### Description of the task
Below are some records; repeat them all exactly, minus the pictures.

### Dataset records
━━━━━━━━━━━━━━━━

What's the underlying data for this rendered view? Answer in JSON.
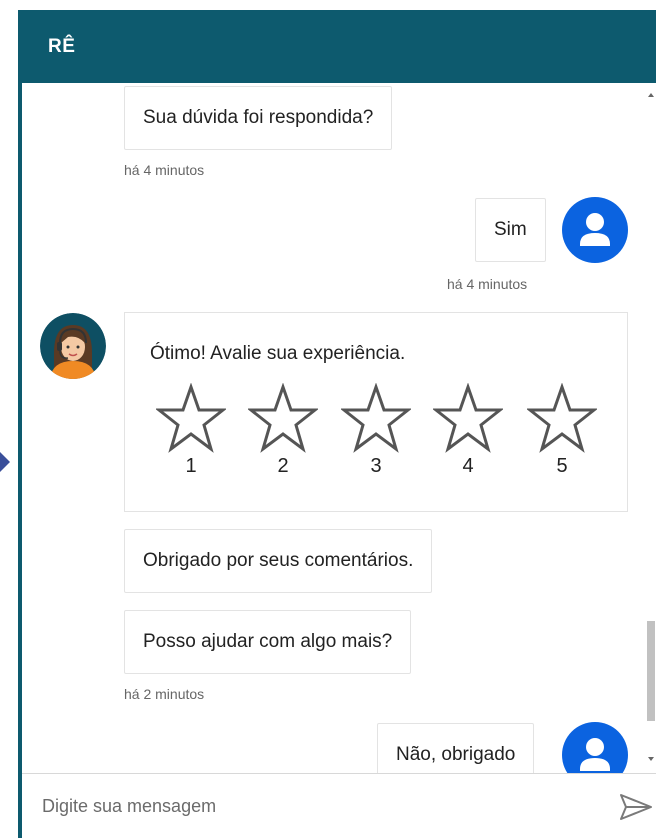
{
  "header": {
    "title": "RÊ"
  },
  "messages": {
    "agent_question": "Sua dúvida foi respondida?",
    "time_1": "há 4 minutos",
    "user_reply_1": "Sim",
    "time_2": "há 4 minutos",
    "rating": {
      "prompt": "Ótimo! Avalie sua experiência.",
      "stars": [
        "1",
        "2",
        "3",
        "4",
        "5"
      ]
    },
    "agent_thanks": "Obrigado por seus comentários.",
    "agent_more_help": "Posso ajudar com algo mais?",
    "time_3": "há 2 minutos",
    "user_reply_2": "Não, obrigado"
  },
  "input": {
    "placeholder": "Digite sua mensagem"
  },
  "icons": {
    "user_avatar": "user-avatar-icon",
    "agent_avatar": "agent-avatar-icon",
    "star": "star-outline-icon",
    "send": "send-icon"
  },
  "colors": {
    "header_bg": "#0d5a6e",
    "user_avatar_bg": "#0b63e0",
    "agent_shirt": "#f08a24"
  }
}
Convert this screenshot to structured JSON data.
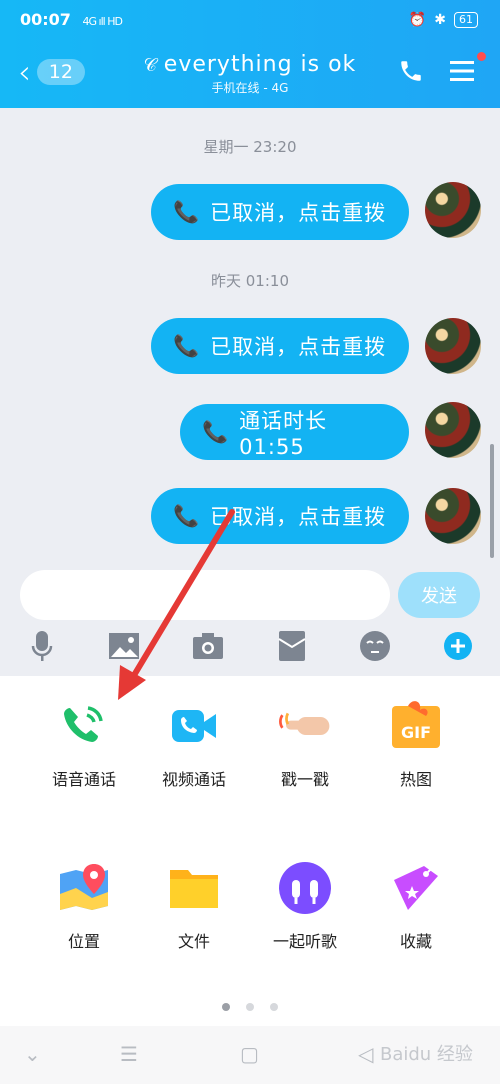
{
  "status_bar": {
    "time": "00:07",
    "network": "4G ıll HD",
    "battery": "61"
  },
  "header": {
    "badge": "12",
    "title": "everything is ok",
    "subtitle": "手机在线 - 4G"
  },
  "messages": [
    {
      "time_label": "星期一 23:20"
    },
    {
      "text": "已取消，点击重拨"
    },
    {
      "time_label": "昨天 01:10"
    },
    {
      "text": "已取消，点击重拨"
    },
    {
      "text": "通话时长 01:55"
    },
    {
      "text": "已取消，点击重拨"
    }
  ],
  "input": {
    "placeholder": "",
    "send_label": "发送"
  },
  "toolbar": [
    "mic-icon",
    "image-icon",
    "camera-icon",
    "red-packet-icon",
    "emoji-icon",
    "plus-icon"
  ],
  "panel": {
    "items": [
      {
        "label": "语音通话",
        "icon": "voice-call-icon"
      },
      {
        "label": "视频通话",
        "icon": "video-call-icon"
      },
      {
        "label": "戳一戳",
        "icon": "poke-icon"
      },
      {
        "label": "热图",
        "icon": "gif-icon"
      },
      {
        "label": "位置",
        "icon": "location-icon"
      },
      {
        "label": "文件",
        "icon": "folder-icon"
      },
      {
        "label": "一起听歌",
        "icon": "headphones-icon"
      },
      {
        "label": "收藏",
        "icon": "favorite-icon"
      }
    ],
    "page": 1,
    "pages": 3
  },
  "watermark": "Baidu 经验",
  "colors": {
    "accent": "#13b3f3",
    "arrow": "#e53935"
  }
}
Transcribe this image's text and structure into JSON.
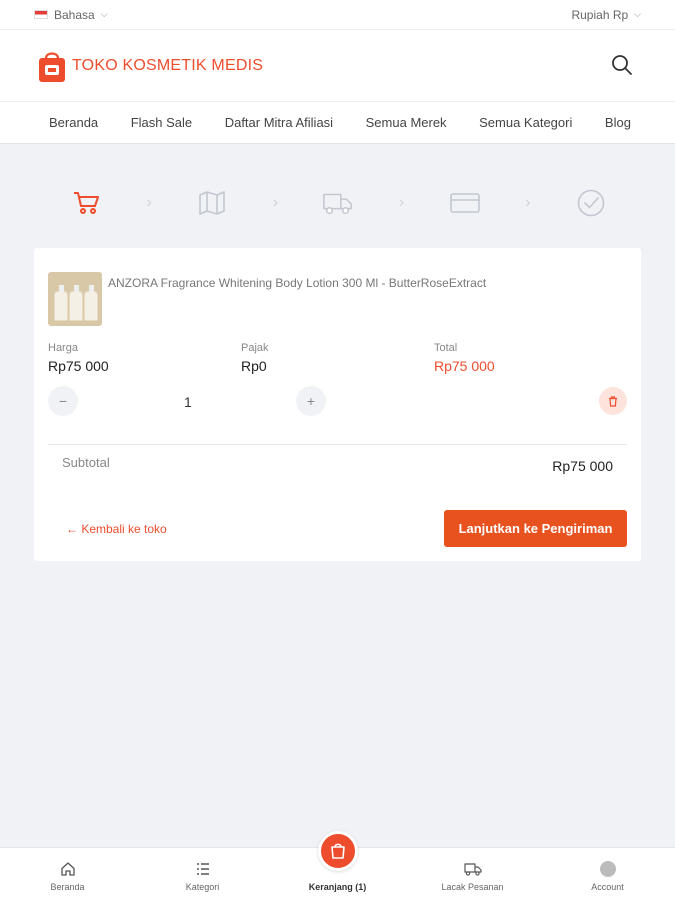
{
  "topbar": {
    "language": "Bahasa",
    "currency": "Rupiah Rp"
  },
  "brand": {
    "name": "TOKO KOSMETIK MEDIS",
    "color": "#ee4d2d"
  },
  "nav": [
    "Beranda",
    "Flash Sale",
    "Daftar Mitra Afiliasi",
    "Semua Merek",
    "Semua Kategori",
    "Blog"
  ],
  "steps": [
    {
      "icon": "cart-icon",
      "active": true
    },
    {
      "icon": "map-icon",
      "active": false
    },
    {
      "icon": "truck-icon",
      "active": false
    },
    {
      "icon": "credit-card-icon",
      "active": false
    },
    {
      "icon": "check-circle-icon",
      "active": false
    }
  ],
  "cart": {
    "item": {
      "name": "ANZORA Fragrance Whitening Body Lotion 300 Ml - ButterRoseExtract",
      "price_label": "Harga",
      "price": "Rp75 000",
      "tax_label": "Pajak",
      "tax": "Rp0",
      "total_label": "Total",
      "total": "Rp75 000",
      "qty": "1",
      "qty_minus": "−",
      "qty_plus": "+"
    },
    "subtotal_label": "Subtotal",
    "subtotal": "Rp75 000",
    "back_label": "← Kembali ke toko",
    "cta_label": "Lanjutkan ke Pengiriman"
  },
  "bottom_nav": {
    "home": "Beranda",
    "category": "Kategori",
    "cart": "Keranjang (1)",
    "track": "Lacak Pesanan",
    "account": "Account"
  },
  "colors": {
    "accent": "#ee4d2d",
    "cta": "#e8521f",
    "background": "#f1f2f6"
  }
}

━━━━━━━━━━━━━━━━

### Result of this exercise
What's the underlying data for this rendered view? Answer in JSON.
{
  "header": {
    "title": "RÊ"
  },
  "messages": {
    "agent_question": "Sua dúvida foi respondida?",
    "time_1": "há 4 minutos",
    "user_reply_1": "Sim",
    "time_2": "há 4 minutos",
    "rating": {
      "prompt": "Ótimo! Avalie sua experiência.",
      "stars": [
        "1",
        "2",
        "3",
        "4",
        "5"
      ]
    },
    "agent_thanks": "Obrigado por seus comentários.",
    "agent_more_help": "Posso ajudar com algo mais?",
    "time_3": "há 2 minutos",
    "user_reply_2": "Não, obrigado"
  },
  "input": {
    "placeholder": "Digite sua mensagem"
  },
  "icons": {
    "user_avatar": "user-avatar-icon",
    "agent_avatar": "agent-avatar-icon",
    "star": "star-outline-icon",
    "send": "send-icon"
  },
  "colors": {
    "header_bg": "#0d5a6e",
    "user_avatar_bg": "#0b63e0",
    "agent_shirt": "#f08a24"
  }
}
Convert this screenshot to structured JSON data.
{
  "status_bar": {
    "time": "00:07",
    "network": "4G ıll HD",
    "battery": "61"
  },
  "header": {
    "badge": "12",
    "title": "everything is ok",
    "subtitle": "手机在线 - 4G"
  },
  "messages": [
    {
      "time_label": "星期一 23:20"
    },
    {
      "text": "已取消，点击重拨"
    },
    {
      "time_label": "昨天 01:10"
    },
    {
      "text": "已取消，点击重拨"
    },
    {
      "text": "通话时长 01:55"
    },
    {
      "text": "已取消，点击重拨"
    }
  ],
  "input": {
    "placeholder": "",
    "send_label": "发送"
  },
  "toolbar": [
    "mic-icon",
    "image-icon",
    "camera-icon",
    "red-packet-icon",
    "emoji-icon",
    "plus-icon"
  ],
  "panel": {
    "items": [
      {
        "label": "语音通话",
        "icon": "voice-call-icon"
      },
      {
        "label": "视频通话",
        "icon": "video-call-icon"
      },
      {
        "label": "戳一戳",
        "icon": "poke-icon"
      },
      {
        "label": "热图",
        "icon": "gif-icon"
      },
      {
        "label": "位置",
        "icon": "location-icon"
      },
      {
        "label": "文件",
        "icon": "folder-icon"
      },
      {
        "label": "一起听歌",
        "icon": "headphones-icon"
      },
      {
        "label": "收藏",
        "icon": "favorite-icon"
      }
    ],
    "page": 1,
    "pages": 3
  },
  "watermark": "Baidu 经验",
  "colors": {
    "accent": "#13b3f3",
    "arrow": "#e53935"
  }
}
Transcribe this image's text and structure into JSON.
{
  "topbar": {
    "language": "Bahasa",
    "currency": "Rupiah Rp"
  },
  "brand": {
    "name": "TOKO KOSMETIK MEDIS",
    "color": "#ee4d2d"
  },
  "nav": [
    "Beranda",
    "Flash Sale",
    "Daftar Mitra Afiliasi",
    "Semua Merek",
    "Semua Kategori",
    "Blog"
  ],
  "steps": [
    {
      "icon": "cart-icon",
      "active": true
    },
    {
      "icon": "map-icon",
      "active": false
    },
    {
      "icon": "truck-icon",
      "active": false
    },
    {
      "icon": "credit-card-icon",
      "active": false
    },
    {
      "icon": "check-circle-icon",
      "active": false
    }
  ],
  "cart": {
    "item": {
      "name": "ANZORA Fragrance Whitening Body Lotion 300 Ml - ButterRoseExtract",
      "price_label": "Harga",
      "price": "Rp75 000",
      "tax_label": "Pajak",
      "tax": "Rp0",
      "total_label": "Total",
      "total": "Rp75 000",
      "qty": "1",
      "qty_minus": "−",
      "qty_plus": "+"
    },
    "subtotal_label": "Subtotal",
    "subtotal": "Rp75 000",
    "back_label": "← Kembali ke toko",
    "cta_label": "Lanjutkan ke Pengiriman"
  },
  "bottom_nav": {
    "home": "Beranda",
    "category": "Kategori",
    "cart": "Keranjang (1)",
    "track": "Lacak Pesanan",
    "account": "Account"
  },
  "colors": {
    "accent": "#ee4d2d",
    "cta": "#e8521f",
    "background": "#f1f2f6"
  }
}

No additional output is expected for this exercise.